# [Problem requirements]
Identify the lines that contain the string "this", then copy each of them.

# [Items from a figure collection]
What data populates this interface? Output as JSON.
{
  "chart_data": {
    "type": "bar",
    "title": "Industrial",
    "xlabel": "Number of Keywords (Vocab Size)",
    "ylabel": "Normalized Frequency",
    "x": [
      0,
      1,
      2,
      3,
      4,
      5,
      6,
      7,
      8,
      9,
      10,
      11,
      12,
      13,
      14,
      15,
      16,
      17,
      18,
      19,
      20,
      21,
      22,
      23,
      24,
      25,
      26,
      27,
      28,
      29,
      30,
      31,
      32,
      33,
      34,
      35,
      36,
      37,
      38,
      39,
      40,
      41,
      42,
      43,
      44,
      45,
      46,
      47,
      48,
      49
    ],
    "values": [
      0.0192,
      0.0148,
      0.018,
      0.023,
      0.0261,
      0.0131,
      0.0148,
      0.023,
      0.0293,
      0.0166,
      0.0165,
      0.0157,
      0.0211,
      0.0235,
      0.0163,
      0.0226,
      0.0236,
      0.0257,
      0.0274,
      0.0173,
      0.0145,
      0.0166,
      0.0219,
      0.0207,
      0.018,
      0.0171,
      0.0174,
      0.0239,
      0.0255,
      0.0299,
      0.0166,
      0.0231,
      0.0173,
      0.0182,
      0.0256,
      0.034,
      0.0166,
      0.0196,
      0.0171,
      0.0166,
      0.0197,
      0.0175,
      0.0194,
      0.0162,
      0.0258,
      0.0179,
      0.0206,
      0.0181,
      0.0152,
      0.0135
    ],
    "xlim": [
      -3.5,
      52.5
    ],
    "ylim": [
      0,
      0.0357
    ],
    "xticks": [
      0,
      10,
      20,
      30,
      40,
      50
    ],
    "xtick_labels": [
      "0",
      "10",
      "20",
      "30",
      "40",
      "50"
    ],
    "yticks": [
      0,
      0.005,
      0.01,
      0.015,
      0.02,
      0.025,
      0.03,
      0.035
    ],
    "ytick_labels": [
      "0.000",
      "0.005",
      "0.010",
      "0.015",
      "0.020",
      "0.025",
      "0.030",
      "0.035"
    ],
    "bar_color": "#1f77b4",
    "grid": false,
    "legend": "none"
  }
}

==

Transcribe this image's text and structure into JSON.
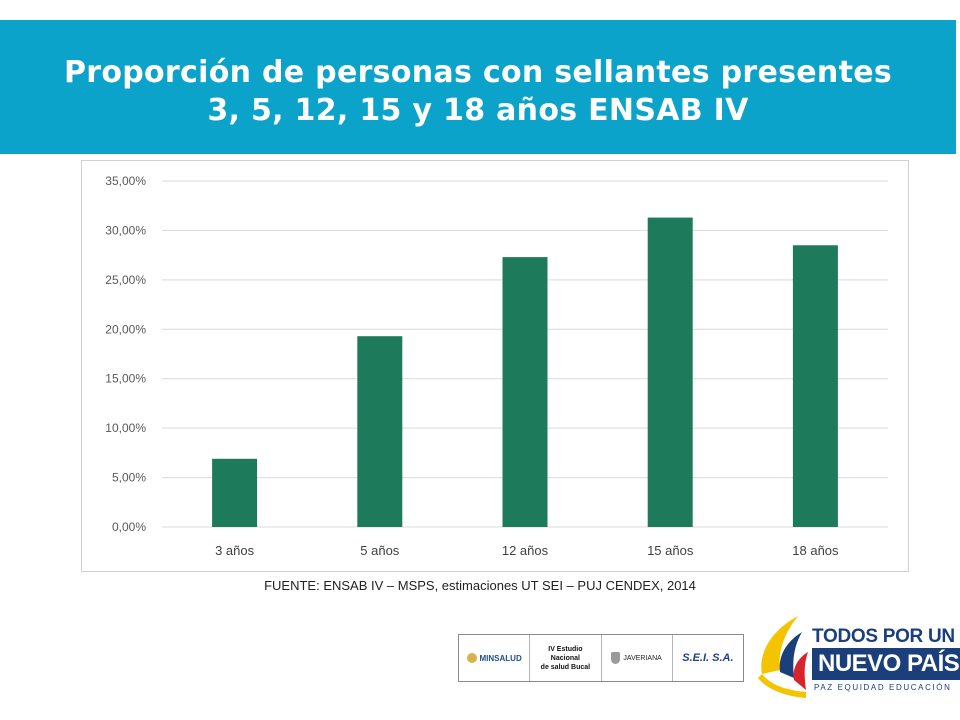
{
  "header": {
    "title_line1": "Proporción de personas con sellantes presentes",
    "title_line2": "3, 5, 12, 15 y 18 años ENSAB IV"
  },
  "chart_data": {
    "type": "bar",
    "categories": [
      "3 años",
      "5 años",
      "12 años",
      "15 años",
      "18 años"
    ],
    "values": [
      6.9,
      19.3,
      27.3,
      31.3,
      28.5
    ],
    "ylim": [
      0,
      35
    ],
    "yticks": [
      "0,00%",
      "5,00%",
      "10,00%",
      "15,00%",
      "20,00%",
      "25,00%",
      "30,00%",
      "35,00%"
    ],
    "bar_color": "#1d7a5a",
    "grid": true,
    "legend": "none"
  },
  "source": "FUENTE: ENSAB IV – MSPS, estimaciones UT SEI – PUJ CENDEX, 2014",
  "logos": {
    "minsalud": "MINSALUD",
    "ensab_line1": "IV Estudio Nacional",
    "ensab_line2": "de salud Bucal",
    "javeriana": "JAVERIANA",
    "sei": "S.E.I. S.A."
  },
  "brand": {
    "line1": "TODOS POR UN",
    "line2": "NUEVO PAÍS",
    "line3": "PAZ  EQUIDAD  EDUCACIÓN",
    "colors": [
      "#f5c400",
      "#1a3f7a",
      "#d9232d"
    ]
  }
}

---

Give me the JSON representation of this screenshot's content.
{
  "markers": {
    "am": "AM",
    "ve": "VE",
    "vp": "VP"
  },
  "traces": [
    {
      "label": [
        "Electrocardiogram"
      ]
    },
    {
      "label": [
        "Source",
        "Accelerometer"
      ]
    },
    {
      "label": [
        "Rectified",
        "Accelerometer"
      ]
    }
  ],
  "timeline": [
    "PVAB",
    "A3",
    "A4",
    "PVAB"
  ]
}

# [The completed task]
What data populates this interface? Output as JSON.
Transcribe this image's text and structure into JSON.
Give me the JSON representation of this screenshot's content.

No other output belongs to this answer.